### EXTRACTED ENTRIES

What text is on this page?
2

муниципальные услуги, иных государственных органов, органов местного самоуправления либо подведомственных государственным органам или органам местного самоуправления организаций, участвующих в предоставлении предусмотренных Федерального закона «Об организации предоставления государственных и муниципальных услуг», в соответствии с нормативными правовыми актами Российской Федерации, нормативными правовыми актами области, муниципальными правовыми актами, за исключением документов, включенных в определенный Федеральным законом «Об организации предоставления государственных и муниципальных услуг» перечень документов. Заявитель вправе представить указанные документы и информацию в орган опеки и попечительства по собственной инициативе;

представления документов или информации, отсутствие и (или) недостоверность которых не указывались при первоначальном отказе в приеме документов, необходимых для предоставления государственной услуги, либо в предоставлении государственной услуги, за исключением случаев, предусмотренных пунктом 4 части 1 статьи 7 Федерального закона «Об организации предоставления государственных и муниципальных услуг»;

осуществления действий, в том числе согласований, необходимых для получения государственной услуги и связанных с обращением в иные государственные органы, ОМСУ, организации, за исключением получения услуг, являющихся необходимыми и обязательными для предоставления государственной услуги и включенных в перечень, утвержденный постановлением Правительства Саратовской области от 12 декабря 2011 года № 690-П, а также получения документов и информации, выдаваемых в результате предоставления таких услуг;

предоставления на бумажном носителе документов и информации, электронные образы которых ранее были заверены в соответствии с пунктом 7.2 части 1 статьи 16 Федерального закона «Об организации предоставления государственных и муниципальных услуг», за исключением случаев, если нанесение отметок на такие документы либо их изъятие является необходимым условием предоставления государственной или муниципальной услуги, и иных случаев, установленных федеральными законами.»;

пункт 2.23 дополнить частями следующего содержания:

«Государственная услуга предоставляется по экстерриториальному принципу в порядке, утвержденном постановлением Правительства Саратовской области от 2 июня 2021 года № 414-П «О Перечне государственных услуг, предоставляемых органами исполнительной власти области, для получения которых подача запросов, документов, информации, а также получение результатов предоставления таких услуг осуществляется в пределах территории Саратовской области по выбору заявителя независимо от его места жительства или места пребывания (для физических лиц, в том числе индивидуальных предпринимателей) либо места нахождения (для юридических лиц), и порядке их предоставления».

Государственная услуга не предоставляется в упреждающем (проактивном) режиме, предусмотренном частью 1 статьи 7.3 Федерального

### DIRECTIONS FOR THIS TASK
Print the listing above in full, exactly as it is.

### THE RESULT
What text is on this page?
2

муниципальные услуги, иных государственных органов, органов местного самоуправления либо подведомственных государственным органам или органам местного самоуправления организаций, участвующих в предоставлении предусмотренных Федерального закона «Об организации предоставления государственных и муниципальных услуг», в соответствии с нормативными правовыми актами Российской Федерации, нормативными правовыми актами области, муниципальными правовыми актами, за исключением документов, включенных в определенный Федеральным законом «Об организации предоставления государственных и муниципальных услуг» перечень документов. Заявитель вправе представить указанные документы и информацию в орган опеки и попечительства по собственной инициативе;

представления документов или информации, отсутствие и (или) недостоверность которых не указывались при первоначальном отказе в приеме документов, необходимых для предоставления государственной услуги, либо в предоставлении государственной услуги, за исключением случаев, предусмотренных пунктом 4 части 1 статьи 7 Федерального закона «Об организации предоставления государственных и муниципальных услуг»;

осуществления действий, в том числе согласований, необходимых для получения государственной услуги и связанных с обращением в иные государственные органы, ОМСУ, организации, за исключением получения услуг, являющихся необходимыми и обязательными для предоставления государственной услуги и включенных в перечень, утвержденный постановлением Правительства Саратовской области от 12 декабря 2011 года № 690-П, а также получения документов и информации, выдаваемых в результате предоставления таких услуг;

предоставления на бумажном носителе документов и информации, электронные образы которых ранее были заверены в соответствии с пунктом 7.2 части 1 статьи 16 Федерального закона «Об организации предоставления государственных и муниципальных услуг», за исключением случаев, если нанесение отметок на такие документы либо их изъятие является необходимым условием предоставления государственной или муниципальной услуги, и иных случаев, установленных федеральными законами.»;

пункт 2.23 дополнить частями следующего содержания:

«Государственная услуга предоставляется по экстерриториальному принципу в порядке, утвержденном постановлением Правительства Саратовской области от 2 июня 2021 года № 414-П «О Перечне государственных услуг, предоставляемых органами исполнительной власти области, для получения которых подача запросов, документов, информации, а также получение результатов предоставления таких услуг осуществляется в пределах территории Саратовской области по выбору заявителя независимо от его места жительства или места пребывания (для физических лиц, в том числе индивидуальных предпринимателей) либо места нахождения (для юридических лиц), и порядке их предоставления».

Государственная услуга не предоставляется в упреждающем (проактивном) режиме, предусмотренном частью 1 статьи 7.3 Федерального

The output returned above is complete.